## Work required:
Look through the data and write out every line with the word "xlabel" in it.

[Data records]
:::::
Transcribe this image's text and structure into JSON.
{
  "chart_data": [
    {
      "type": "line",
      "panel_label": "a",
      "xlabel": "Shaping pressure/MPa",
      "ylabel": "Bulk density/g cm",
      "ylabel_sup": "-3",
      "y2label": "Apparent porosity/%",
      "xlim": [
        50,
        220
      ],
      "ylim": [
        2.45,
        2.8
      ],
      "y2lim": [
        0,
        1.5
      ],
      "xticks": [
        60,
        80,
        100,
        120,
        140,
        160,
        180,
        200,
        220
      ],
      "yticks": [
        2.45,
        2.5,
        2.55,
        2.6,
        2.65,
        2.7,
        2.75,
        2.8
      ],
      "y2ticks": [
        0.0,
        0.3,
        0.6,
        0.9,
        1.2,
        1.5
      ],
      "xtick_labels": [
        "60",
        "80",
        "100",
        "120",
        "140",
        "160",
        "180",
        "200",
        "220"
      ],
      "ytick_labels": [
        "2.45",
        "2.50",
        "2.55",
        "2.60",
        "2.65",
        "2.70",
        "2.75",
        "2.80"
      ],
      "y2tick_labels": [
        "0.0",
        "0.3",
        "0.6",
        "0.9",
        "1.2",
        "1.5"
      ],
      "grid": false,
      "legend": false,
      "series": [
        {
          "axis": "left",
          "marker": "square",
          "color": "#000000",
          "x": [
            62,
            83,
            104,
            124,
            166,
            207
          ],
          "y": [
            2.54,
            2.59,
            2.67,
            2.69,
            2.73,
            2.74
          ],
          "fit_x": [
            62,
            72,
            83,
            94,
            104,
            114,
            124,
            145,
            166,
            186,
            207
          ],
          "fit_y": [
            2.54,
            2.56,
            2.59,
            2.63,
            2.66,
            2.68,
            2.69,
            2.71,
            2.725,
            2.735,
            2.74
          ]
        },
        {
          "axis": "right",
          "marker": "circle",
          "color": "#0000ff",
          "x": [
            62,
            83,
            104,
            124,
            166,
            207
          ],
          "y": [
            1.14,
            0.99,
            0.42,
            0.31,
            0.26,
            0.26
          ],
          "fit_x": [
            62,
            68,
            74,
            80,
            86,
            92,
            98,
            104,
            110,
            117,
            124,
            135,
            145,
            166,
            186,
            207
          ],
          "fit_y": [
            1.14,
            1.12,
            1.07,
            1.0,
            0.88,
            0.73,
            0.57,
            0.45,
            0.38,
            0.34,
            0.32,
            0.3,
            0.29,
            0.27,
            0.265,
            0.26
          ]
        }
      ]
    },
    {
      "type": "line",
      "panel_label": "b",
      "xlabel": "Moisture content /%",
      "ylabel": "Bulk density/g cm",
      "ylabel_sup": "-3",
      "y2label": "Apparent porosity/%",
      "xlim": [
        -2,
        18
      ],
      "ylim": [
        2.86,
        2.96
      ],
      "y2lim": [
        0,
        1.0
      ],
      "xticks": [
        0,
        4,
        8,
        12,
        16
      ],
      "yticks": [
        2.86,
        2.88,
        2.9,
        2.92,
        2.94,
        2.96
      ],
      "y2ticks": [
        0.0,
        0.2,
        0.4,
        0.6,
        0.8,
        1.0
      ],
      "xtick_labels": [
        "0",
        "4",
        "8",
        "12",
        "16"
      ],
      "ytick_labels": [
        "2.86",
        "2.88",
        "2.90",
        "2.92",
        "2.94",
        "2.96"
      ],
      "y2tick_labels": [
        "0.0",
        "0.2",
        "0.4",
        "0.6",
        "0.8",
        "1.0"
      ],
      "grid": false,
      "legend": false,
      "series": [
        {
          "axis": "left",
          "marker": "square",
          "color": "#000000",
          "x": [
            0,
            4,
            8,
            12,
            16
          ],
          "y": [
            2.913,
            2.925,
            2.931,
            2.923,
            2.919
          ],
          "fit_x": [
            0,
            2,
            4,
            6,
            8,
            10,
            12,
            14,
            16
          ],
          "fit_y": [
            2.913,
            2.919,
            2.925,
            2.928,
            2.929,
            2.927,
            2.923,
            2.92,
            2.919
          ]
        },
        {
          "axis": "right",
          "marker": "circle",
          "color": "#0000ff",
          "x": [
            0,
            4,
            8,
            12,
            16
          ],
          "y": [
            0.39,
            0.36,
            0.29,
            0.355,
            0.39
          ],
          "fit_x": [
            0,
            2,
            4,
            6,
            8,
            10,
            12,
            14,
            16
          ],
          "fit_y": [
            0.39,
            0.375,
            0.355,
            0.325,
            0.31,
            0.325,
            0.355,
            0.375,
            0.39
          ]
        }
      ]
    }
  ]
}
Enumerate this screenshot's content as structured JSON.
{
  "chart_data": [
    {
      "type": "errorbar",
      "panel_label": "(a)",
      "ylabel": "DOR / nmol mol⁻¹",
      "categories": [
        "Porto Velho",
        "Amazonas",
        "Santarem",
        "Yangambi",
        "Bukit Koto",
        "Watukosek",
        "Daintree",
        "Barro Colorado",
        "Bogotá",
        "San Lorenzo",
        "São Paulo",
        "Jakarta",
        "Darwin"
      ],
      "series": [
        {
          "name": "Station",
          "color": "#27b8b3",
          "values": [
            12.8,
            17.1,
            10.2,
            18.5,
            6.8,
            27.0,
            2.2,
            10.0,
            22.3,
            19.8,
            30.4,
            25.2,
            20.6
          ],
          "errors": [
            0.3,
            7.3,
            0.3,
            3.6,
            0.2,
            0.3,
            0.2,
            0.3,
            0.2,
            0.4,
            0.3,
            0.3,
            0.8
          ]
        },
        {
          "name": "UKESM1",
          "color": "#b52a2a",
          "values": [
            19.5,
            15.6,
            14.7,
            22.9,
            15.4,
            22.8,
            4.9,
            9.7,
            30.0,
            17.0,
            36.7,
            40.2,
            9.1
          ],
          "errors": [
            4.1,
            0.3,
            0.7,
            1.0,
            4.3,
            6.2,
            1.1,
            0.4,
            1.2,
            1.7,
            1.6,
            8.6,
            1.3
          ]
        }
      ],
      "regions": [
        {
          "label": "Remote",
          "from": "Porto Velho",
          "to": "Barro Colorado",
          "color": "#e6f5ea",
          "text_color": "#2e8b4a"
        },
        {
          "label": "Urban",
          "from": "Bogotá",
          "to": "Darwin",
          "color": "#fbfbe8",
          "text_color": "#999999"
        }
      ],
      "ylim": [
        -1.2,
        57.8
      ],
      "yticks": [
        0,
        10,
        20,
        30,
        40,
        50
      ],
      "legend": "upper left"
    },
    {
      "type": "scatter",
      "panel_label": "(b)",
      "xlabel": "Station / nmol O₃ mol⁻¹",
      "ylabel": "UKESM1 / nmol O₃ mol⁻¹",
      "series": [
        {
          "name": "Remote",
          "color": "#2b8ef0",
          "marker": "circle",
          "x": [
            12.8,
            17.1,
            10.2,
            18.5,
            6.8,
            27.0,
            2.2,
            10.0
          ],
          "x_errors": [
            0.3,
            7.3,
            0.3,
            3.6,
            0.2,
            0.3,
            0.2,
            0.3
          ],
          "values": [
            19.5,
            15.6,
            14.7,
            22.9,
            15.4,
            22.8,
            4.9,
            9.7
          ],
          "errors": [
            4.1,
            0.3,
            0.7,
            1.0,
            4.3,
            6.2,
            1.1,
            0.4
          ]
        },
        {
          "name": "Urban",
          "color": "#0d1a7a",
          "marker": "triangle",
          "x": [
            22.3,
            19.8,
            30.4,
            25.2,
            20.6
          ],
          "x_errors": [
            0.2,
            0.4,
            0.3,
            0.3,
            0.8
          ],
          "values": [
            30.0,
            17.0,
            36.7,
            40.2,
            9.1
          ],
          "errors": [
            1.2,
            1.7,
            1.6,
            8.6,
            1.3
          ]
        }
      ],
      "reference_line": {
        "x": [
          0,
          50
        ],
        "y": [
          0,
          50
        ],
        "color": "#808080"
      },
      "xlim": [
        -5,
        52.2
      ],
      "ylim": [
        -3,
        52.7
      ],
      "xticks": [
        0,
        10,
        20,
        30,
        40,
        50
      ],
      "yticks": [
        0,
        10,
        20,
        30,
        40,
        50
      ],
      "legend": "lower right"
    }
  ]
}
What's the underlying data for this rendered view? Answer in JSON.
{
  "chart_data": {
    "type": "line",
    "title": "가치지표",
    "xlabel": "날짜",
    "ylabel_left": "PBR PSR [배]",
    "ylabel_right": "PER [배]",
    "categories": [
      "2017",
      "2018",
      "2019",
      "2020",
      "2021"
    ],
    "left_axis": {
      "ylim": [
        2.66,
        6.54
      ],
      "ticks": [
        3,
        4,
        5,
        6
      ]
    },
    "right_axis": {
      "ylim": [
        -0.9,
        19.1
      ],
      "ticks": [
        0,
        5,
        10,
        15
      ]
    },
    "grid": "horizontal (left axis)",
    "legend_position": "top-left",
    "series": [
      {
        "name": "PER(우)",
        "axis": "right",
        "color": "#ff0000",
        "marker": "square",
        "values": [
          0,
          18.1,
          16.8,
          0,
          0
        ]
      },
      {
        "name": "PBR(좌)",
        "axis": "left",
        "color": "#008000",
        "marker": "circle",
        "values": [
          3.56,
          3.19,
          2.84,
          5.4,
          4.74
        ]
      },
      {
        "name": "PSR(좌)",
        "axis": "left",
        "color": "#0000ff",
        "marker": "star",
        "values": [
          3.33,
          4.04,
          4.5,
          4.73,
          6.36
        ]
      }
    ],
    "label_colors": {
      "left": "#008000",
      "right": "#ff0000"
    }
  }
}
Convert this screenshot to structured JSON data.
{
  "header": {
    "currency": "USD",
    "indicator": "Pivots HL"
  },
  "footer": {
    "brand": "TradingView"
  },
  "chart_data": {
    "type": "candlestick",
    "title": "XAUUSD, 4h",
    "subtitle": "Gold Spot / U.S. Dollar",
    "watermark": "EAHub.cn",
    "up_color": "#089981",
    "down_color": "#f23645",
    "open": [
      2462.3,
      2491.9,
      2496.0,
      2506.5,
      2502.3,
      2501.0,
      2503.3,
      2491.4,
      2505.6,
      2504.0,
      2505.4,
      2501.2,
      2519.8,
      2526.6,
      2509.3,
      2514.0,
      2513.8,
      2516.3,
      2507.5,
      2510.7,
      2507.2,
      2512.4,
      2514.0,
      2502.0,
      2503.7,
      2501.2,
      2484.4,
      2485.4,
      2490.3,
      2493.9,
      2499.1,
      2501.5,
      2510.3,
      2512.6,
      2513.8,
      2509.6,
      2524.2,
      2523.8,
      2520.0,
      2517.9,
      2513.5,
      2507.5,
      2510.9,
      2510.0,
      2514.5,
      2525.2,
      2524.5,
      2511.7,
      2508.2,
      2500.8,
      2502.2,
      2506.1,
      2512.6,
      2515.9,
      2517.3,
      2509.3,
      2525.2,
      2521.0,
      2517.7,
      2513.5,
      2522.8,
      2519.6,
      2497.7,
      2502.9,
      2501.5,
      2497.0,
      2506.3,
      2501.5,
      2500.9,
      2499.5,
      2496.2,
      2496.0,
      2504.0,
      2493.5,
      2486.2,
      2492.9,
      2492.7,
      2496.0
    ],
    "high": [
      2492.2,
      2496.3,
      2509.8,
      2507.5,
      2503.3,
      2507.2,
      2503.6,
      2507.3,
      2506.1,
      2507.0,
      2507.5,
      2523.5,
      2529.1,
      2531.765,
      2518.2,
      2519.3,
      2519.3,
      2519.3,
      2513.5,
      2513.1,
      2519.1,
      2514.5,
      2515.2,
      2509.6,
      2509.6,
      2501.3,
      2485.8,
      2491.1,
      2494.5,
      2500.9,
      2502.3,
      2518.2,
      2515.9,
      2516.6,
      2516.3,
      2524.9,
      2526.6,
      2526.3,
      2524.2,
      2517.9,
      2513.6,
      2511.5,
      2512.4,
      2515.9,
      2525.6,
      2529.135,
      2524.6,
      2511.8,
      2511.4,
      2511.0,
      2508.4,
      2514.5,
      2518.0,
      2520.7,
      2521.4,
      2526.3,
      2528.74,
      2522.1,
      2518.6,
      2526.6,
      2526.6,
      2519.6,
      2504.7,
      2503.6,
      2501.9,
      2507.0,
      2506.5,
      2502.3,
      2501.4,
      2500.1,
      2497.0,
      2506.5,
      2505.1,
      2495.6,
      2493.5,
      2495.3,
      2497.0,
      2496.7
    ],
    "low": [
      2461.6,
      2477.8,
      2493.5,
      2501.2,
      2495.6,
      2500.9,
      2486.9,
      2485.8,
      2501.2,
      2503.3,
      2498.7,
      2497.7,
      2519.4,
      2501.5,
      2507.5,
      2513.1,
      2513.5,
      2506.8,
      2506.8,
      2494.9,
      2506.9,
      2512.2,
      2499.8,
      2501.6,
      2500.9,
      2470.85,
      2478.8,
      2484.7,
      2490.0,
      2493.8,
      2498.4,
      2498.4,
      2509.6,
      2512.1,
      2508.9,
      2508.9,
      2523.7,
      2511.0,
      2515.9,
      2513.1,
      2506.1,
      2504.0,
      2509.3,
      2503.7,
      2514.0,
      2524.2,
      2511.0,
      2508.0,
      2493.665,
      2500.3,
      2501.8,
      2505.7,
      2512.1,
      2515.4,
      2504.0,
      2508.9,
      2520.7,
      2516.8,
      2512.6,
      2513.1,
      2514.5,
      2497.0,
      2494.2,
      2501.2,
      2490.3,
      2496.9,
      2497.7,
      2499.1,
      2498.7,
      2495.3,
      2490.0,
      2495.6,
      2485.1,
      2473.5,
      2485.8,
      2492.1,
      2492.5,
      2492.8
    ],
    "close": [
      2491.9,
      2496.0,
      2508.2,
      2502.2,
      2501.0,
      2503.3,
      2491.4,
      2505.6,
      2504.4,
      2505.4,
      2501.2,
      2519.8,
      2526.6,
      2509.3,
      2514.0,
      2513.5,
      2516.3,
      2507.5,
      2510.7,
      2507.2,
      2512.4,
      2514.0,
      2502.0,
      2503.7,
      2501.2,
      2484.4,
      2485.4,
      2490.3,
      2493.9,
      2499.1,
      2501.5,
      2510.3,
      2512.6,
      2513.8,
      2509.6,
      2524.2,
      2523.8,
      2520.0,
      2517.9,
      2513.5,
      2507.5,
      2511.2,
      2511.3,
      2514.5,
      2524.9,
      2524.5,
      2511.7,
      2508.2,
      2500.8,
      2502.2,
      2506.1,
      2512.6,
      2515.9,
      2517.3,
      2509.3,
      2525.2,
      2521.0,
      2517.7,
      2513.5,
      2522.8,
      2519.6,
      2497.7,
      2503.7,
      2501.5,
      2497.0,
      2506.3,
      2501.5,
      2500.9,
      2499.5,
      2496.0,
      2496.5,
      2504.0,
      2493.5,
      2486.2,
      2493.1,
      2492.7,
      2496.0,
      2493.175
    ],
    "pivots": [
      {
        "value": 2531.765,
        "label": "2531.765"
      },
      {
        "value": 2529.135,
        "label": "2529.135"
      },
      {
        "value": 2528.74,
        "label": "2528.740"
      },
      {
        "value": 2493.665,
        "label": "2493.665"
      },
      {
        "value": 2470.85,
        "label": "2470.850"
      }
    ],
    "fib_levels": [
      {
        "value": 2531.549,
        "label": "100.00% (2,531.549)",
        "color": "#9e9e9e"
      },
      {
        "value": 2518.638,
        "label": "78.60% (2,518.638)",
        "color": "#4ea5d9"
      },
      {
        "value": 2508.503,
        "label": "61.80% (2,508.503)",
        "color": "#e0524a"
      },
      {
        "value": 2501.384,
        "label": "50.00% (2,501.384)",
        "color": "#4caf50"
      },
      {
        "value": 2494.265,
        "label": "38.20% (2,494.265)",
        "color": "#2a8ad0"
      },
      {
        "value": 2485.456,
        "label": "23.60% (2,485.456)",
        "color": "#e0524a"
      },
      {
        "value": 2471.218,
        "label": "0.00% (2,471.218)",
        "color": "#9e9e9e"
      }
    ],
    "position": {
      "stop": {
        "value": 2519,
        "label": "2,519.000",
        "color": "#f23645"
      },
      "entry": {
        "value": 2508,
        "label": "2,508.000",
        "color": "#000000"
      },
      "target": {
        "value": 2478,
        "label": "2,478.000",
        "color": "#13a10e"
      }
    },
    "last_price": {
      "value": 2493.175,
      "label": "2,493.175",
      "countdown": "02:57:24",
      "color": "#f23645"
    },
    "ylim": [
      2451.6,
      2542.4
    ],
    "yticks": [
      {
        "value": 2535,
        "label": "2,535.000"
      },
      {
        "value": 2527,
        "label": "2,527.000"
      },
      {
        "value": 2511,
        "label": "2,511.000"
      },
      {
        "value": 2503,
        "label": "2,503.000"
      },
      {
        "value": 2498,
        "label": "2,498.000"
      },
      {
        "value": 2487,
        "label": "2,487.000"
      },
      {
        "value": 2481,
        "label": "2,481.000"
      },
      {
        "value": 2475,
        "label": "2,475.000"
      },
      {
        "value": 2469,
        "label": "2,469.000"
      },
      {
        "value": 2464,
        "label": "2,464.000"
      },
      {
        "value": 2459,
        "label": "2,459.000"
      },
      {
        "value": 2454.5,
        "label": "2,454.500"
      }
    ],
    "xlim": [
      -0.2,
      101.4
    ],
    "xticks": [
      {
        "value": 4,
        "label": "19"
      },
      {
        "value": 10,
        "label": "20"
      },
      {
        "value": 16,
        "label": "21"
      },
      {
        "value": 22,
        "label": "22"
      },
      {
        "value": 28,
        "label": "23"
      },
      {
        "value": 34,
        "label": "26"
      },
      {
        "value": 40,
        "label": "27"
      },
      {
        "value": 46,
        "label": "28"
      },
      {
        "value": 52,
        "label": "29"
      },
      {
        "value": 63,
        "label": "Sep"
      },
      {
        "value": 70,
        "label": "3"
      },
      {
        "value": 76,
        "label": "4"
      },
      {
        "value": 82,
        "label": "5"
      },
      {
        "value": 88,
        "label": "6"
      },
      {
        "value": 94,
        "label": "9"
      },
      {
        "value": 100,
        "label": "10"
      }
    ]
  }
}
:::::
## Task answer:
      "xlabel": "Shaping pressure/MPa",
      "xlabel": "Moisture content /%",
      "xlabel": "Station / nmol O₃ mol⁻¹",
    "xlabel": "날짜",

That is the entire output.